=== GIVEN PROBLEM ===
Write out all the data again, exactly as it stands.

=== DATA ROWS ===
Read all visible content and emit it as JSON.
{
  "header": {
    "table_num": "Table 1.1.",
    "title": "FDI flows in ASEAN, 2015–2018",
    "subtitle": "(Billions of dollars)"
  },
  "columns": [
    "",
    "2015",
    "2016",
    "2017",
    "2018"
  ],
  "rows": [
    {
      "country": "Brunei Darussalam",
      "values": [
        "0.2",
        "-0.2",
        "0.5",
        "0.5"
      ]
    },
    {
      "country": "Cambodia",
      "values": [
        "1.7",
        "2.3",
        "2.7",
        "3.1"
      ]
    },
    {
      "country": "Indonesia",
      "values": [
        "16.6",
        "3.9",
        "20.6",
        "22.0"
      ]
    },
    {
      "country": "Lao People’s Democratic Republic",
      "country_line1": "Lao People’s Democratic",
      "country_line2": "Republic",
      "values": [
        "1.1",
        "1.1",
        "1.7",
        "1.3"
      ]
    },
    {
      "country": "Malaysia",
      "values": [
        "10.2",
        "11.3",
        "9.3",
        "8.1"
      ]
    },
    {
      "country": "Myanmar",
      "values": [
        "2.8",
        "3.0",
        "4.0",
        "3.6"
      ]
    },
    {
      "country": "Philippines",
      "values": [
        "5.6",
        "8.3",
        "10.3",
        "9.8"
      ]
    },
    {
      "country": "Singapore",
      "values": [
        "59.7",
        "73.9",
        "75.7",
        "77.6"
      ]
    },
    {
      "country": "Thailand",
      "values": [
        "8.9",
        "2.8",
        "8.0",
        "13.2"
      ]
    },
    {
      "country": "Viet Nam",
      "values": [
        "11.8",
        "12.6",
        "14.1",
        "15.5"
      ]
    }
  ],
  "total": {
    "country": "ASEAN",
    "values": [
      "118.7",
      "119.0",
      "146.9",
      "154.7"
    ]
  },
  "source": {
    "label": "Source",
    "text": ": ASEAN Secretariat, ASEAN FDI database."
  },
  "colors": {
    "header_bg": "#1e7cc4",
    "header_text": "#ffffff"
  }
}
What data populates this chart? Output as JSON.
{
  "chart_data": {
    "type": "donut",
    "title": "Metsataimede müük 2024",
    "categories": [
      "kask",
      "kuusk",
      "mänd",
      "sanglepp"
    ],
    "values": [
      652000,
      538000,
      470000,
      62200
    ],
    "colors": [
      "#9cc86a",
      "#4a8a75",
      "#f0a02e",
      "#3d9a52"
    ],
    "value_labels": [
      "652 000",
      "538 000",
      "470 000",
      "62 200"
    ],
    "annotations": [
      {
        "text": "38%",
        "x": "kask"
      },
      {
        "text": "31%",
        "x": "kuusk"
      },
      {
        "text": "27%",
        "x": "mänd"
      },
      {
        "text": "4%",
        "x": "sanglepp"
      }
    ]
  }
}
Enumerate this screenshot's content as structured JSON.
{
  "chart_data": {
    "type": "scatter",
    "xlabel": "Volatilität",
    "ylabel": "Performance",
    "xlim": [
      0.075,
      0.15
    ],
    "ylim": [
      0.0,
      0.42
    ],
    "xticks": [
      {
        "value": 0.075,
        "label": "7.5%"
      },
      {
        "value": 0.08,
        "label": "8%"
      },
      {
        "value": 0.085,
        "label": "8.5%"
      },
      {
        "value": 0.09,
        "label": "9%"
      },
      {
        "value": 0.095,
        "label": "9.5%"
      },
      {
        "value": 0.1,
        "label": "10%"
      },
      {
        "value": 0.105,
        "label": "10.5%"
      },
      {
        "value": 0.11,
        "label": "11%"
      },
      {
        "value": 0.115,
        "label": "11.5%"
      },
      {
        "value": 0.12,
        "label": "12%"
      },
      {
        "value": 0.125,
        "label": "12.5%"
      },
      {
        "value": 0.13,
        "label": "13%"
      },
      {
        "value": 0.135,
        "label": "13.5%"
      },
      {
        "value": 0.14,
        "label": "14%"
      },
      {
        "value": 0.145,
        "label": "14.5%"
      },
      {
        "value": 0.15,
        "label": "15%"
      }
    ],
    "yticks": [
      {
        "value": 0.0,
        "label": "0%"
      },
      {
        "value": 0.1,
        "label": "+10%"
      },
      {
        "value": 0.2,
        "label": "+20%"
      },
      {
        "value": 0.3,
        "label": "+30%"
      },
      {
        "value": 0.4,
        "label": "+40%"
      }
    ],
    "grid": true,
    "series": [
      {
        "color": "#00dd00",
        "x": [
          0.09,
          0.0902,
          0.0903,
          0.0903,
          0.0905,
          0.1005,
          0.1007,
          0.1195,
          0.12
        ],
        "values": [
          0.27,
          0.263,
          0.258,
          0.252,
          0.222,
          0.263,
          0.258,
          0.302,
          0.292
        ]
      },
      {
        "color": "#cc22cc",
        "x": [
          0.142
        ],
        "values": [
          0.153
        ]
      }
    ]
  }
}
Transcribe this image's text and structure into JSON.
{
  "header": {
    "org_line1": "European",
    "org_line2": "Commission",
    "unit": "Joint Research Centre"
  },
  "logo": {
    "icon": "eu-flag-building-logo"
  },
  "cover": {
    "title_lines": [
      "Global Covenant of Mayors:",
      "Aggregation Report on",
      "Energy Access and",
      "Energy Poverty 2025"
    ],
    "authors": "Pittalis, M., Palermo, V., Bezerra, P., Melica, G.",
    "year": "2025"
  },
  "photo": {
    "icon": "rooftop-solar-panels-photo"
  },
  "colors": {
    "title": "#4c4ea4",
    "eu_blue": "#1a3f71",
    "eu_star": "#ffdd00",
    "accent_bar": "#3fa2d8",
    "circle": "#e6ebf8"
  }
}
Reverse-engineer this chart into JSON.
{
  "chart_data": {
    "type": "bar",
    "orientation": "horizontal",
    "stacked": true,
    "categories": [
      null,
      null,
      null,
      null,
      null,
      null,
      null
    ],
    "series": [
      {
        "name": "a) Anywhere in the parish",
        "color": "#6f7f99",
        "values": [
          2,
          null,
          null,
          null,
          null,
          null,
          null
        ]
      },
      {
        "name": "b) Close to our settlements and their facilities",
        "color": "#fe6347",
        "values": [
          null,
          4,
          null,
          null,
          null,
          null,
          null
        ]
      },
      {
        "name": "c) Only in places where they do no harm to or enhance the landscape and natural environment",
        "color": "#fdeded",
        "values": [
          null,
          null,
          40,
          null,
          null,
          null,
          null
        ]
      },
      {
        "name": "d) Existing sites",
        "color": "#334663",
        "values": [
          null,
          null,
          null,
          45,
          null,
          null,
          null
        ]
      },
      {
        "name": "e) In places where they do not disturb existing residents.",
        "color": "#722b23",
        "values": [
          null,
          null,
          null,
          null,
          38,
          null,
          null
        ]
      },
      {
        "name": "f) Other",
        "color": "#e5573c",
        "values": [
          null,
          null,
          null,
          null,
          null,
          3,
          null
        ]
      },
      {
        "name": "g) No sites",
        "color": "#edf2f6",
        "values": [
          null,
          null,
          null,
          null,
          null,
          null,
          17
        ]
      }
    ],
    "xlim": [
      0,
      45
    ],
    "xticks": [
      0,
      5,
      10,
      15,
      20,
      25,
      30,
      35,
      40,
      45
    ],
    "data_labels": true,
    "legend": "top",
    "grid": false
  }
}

=== THE RESPONSE ===
Read all visible content and emit it as JSON.
{
  "header": {
    "table_num": "Table 1.1.",
    "title": "FDI flows in ASEAN, 2015–2018",
    "subtitle": "(Billions of dollars)"
  },
  "columns": [
    "",
    "2015",
    "2016",
    "2017",
    "2018"
  ],
  "rows": [
    {
      "country": "Brunei Darussalam",
      "values": [
        "0.2",
        "-0.2",
        "0.5",
        "0.5"
      ]
    },
    {
      "country": "Cambodia",
      "values": [
        "1.7",
        "2.3",
        "2.7",
        "3.1"
      ]
    },
    {
      "country": "Indonesia",
      "values": [
        "16.6",
        "3.9",
        "20.6",
        "22.0"
      ]
    },
    {
      "country": "Lao People’s Democratic Republic",
      "country_line1": "Lao People’s Democratic",
      "country_line2": "Republic",
      "values": [
        "1.1",
        "1.1",
        "1.7",
        "1.3"
      ]
    },
    {
      "country": "Malaysia",
      "values": [
        "10.2",
        "11.3",
        "9.3",
        "8.1"
      ]
    },
    {
      "country": "Myanmar",
      "values": [
        "2.8",
        "3.0",
        "4.0",
        "3.6"
      ]
    },
    {
      "country": "Philippines",
      "values": [
        "5.6",
        "8.3",
        "10.3",
        "9.8"
      ]
    },
    {
      "country": "Singapore",
      "values": [
        "59.7",
        "73.9",
        "75.7",
        "77.6"
      ]
    },
    {
      "country": "Thailand",
      "values": [
        "8.9",
        "2.8",
        "8.0",
        "13.2"
      ]
    },
    {
      "country": "Viet Nam",
      "values": [
        "11.8",
        "12.6",
        "14.1",
        "15.5"
      ]
    }
  ],
  "total": {
    "country": "ASEAN",
    "values": [
      "118.7",
      "119.0",
      "146.9",
      "154.7"
    ]
  },
  "source": {
    "label": "Source",
    "text": ": ASEAN Secretariat, ASEAN FDI database."
  },
  "colors": {
    "header_bg": "#1e7cc4",
    "header_text": "#ffffff"
  }
}
What data populates this chart? Output as JSON.
{
  "chart_data": {
    "type": "donut",
    "title": "Metsataimede müük 2024",
    "categories": [
      "kask",
      "kuusk",
      "mänd",
      "sanglepp"
    ],
    "values": [
      652000,
      538000,
      470000,
      62200
    ],
    "colors": [
      "#9cc86a",
      "#4a8a75",
      "#f0a02e",
      "#3d9a52"
    ],
    "value_labels": [
      "652 000",
      "538 000",
      "470 000",
      "62 200"
    ],
    "annotations": [
      {
        "text": "38%",
        "x": "kask"
      },
      {
        "text": "31%",
        "x": "kuusk"
      },
      {
        "text": "27%",
        "x": "mänd"
      },
      {
        "text": "4%",
        "x": "sanglepp"
      }
    ]
  }
}
Enumerate this screenshot's content as structured JSON.
{
  "chart_data": {
    "type": "scatter",
    "xlabel": "Volatilität",
    "ylabel": "Performance",
    "xlim": [
      0.075,
      0.15
    ],
    "ylim": [
      0.0,
      0.42
    ],
    "xticks": [
      {
        "value": 0.075,
        "label": "7.5%"
      },
      {
        "value": 0.08,
        "label": "8%"
      },
      {
        "value": 0.085,
        "label": "8.5%"
      },
      {
        "value": 0.09,
        "label": "9%"
      },
      {
        "value": 0.095,
        "label": "9.5%"
      },
      {
        "value": 0.1,
        "label": "10%"
      },
      {
        "value": 0.105,
        "label": "10.5%"
      },
      {
        "value": 0.11,
        "label": "11%"
      },
      {
        "value": 0.115,
        "label": "11.5%"
      },
      {
        "value": 0.12,
        "label": "12%"
      },
      {
        "value": 0.125,
        "label": "12.5%"
      },
      {
        "value": 0.13,
        "label": "13%"
      },
      {
        "value": 0.135,
        "label": "13.5%"
      },
      {
        "value": 0.14,
        "label": "14%"
      },
      {
        "value": 0.145,
        "label": "14.5%"
      },
      {
        "value": 0.15,
        "label": "15%"
      }
    ],
    "yticks": [
      {
        "value": 0.0,
        "label": "0%"
      },
      {
        "value": 0.1,
        "label": "+10%"
      },
      {
        "value": 0.2,
        "label": "+20%"
      },
      {
        "value": 0.3,
        "label": "+30%"
      },
      {
        "value": 0.4,
        "label": "+40%"
      }
    ],
    "grid": true,
    "series": [
      {
        "color": "#00dd00",
        "x": [
          0.09,
          0.0902,
          0.0903,
          0.0903,
          0.0905,
          0.1005,
          0.1007,
          0.1195,
          0.12
        ],
        "values": [
          0.27,
          0.263,
          0.258,
          0.252,
          0.222,
          0.263,
          0.258,
          0.302,
          0.292
        ]
      },
      {
        "color": "#cc22cc",
        "x": [
          0.142
        ],
        "values": [
          0.153
        ]
      }
    ]
  }
}
Transcribe this image's text and structure into JSON.
{
  "header": {
    "org_line1": "European",
    "org_line2": "Commission",
    "unit": "Joint Research Centre"
  },
  "logo": {
    "icon": "eu-flag-building-logo"
  },
  "cover": {
    "title_lines": [
      "Global Covenant of Mayors:",
      "Aggregation Report on",
      "Energy Access and",
      "Energy Poverty 2025"
    ],
    "authors": "Pittalis, M., Palermo, V., Bezerra, P., Melica, G.",
    "year": "2025"
  },
  "photo": {
    "icon": "rooftop-solar-panels-photo"
  },
  "colors": {
    "title": "#4c4ea4",
    "eu_blue": "#1a3f71",
    "eu_star": "#ffdd00",
    "accent_bar": "#3fa2d8",
    "circle": "#e6ebf8"
  }
}
Reverse-engineer this chart into JSON.
{
  "chart_data": {
    "type": "bar",
    "orientation": "horizontal",
    "stacked": true,
    "categories": [
      null,
      null,
      null,
      null,
      null,
      null,
      null
    ],
    "series": [
      {
        "name": "a) Anywhere in the parish",
        "color": "#6f7f99",
        "values": [
          2,
          null,
          null,
          null,
          null,
          null,
          null
        ]
      },
      {
        "name": "b) Close to our settlements and their facilities",
        "color": "#fe6347",
        "values": [
          null,
          4,
          null,
          null,
          null,
          null,
          null
        ]
      },
      {
        "name": "c) Only in places where they do no harm to or enhance the landscape and natural environment",
        "color": "#fdeded",
        "values": [
          null,
          null,
          40,
          null,
          null,
          null,
          null
        ]
      },
      {
        "name": "d) Existing sites",
        "color": "#334663",
        "values": [
          null,
          null,
          null,
          45,
          null,
          null,
          null
        ]
      },
      {
        "name": "e) In places where they do not disturb existing residents.",
        "color": "#722b23",
        "values": [
          null,
          null,
          null,
          null,
          38,
          null,
          null
        ]
      },
      {
        "name": "f) Other",
        "color": "#e5573c",
        "values": [
          null,
          null,
          null,
          null,
          null,
          3,
          null
        ]
      },
      {
        "name": "g) No sites",
        "color": "#edf2f6",
        "values": [
          null,
          null,
          null,
          null,
          null,
          null,
          17
        ]
      }
    ],
    "xlim": [
      0,
      45
    ],
    "xticks": [
      0,
      5,
      10,
      15,
      20,
      25,
      30,
      35,
      40,
      45
    ],
    "data_labels": true,
    "legend": "top",
    "grid": false
  }
}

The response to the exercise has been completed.